* **Provided material**:
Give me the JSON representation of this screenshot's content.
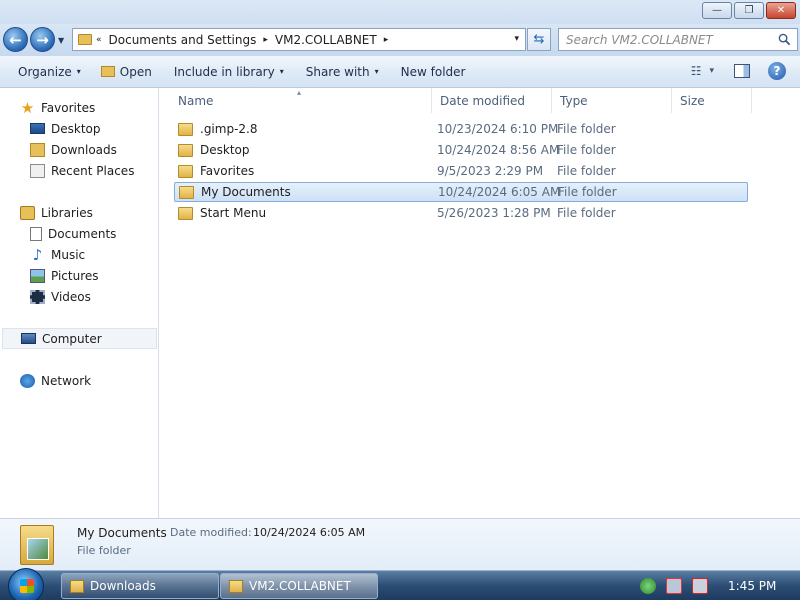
{
  "window": {
    "minimize_glyph": "—",
    "maximize_glyph": "❐",
    "close_glyph": "✕"
  },
  "address": {
    "overflow": "«",
    "crumbs": [
      "Documents and Settings",
      "VM2.COLLABNET"
    ],
    "separator": "▸",
    "dropdown": "▾",
    "refresh_glyph": "⇆"
  },
  "search": {
    "placeholder": "Search VM2.COLLABNET"
  },
  "command_bar": {
    "organize": "Organize",
    "open": "Open",
    "include_in_library": "Include in library",
    "share_with": "Share with",
    "new_folder": "New folder",
    "caret": "▾",
    "help_glyph": "?"
  },
  "nav": {
    "favorites": "Favorites",
    "desktop": "Desktop",
    "downloads": "Downloads",
    "recent_places": "Recent Places",
    "libraries": "Libraries",
    "documents": "Documents",
    "music": "Music",
    "pictures": "Pictures",
    "videos": "Videos",
    "computer": "Computer",
    "network": "Network"
  },
  "columns": {
    "name": "Name",
    "date_modified": "Date modified",
    "type": "Type",
    "size": "Size"
  },
  "files": [
    {
      "name": ".gimp-2.8",
      "date": "10/23/2024 6:10 PM",
      "type": "File folder"
    },
    {
      "name": "Desktop",
      "date": "10/24/2024 8:56 AM",
      "type": "File folder"
    },
    {
      "name": "Favorites",
      "date": "9/5/2023 2:29 PM",
      "type": "File folder"
    },
    {
      "name": "My Documents",
      "date": "10/24/2024 6:05 AM",
      "type": "File folder"
    },
    {
      "name": "Start Menu",
      "date": "5/26/2023 1:28 PM",
      "type": "File folder"
    }
  ],
  "details": {
    "name": "My Documents",
    "date_label": "Date modified:",
    "date_value": "10/24/2024 6:05 AM",
    "type": "File folder"
  },
  "taskbar": {
    "task1": "Downloads",
    "task2": "VM2.COLLABNET",
    "clock": "1:45 PM"
  }
}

* **Problem details**: Restate the whole listing above exactly, except for its images.

* **In response**:
Give me the JSON representation of this screenshot's content.
{
  "window": {
    "minimize_glyph": "—",
    "maximize_glyph": "❐",
    "close_glyph": "✕"
  },
  "address": {
    "overflow": "«",
    "crumbs": [
      "Documents and Settings",
      "VM2.COLLABNET"
    ],
    "separator": "▸",
    "dropdown": "▾",
    "refresh_glyph": "⇆"
  },
  "search": {
    "placeholder": "Search VM2.COLLABNET"
  },
  "command_bar": {
    "organize": "Organize",
    "open": "Open",
    "include_in_library": "Include in library",
    "share_with": "Share with",
    "new_folder": "New folder",
    "caret": "▾",
    "help_glyph": "?"
  },
  "nav": {
    "favorites": "Favorites",
    "desktop": "Desktop",
    "downloads": "Downloads",
    "recent_places": "Recent Places",
    "libraries": "Libraries",
    "documents": "Documents",
    "music": "Music",
    "pictures": "Pictures",
    "videos": "Videos",
    "computer": "Computer",
    "network": "Network"
  },
  "columns": {
    "name": "Name",
    "date_modified": "Date modified",
    "type": "Type",
    "size": "Size"
  },
  "files": [
    {
      "name": ".gimp-2.8",
      "date": "10/23/2024 6:10 PM",
      "type": "File folder"
    },
    {
      "name": "Desktop",
      "date": "10/24/2024 8:56 AM",
      "type": "File folder"
    },
    {
      "name": "Favorites",
      "date": "9/5/2023 2:29 PM",
      "type": "File folder"
    },
    {
      "name": "My Documents",
      "date": "10/24/2024 6:05 AM",
      "type": "File folder"
    },
    {
      "name": "Start Menu",
      "date": "5/26/2023 1:28 PM",
      "type": "File folder"
    }
  ],
  "details": {
    "name": "My Documents",
    "date_label": "Date modified:",
    "date_value": "10/24/2024 6:05 AM",
    "type": "File folder"
  },
  "taskbar": {
    "task1": "Downloads",
    "task2": "VM2.COLLABNET",
    "clock": "1:45 PM"
  }
}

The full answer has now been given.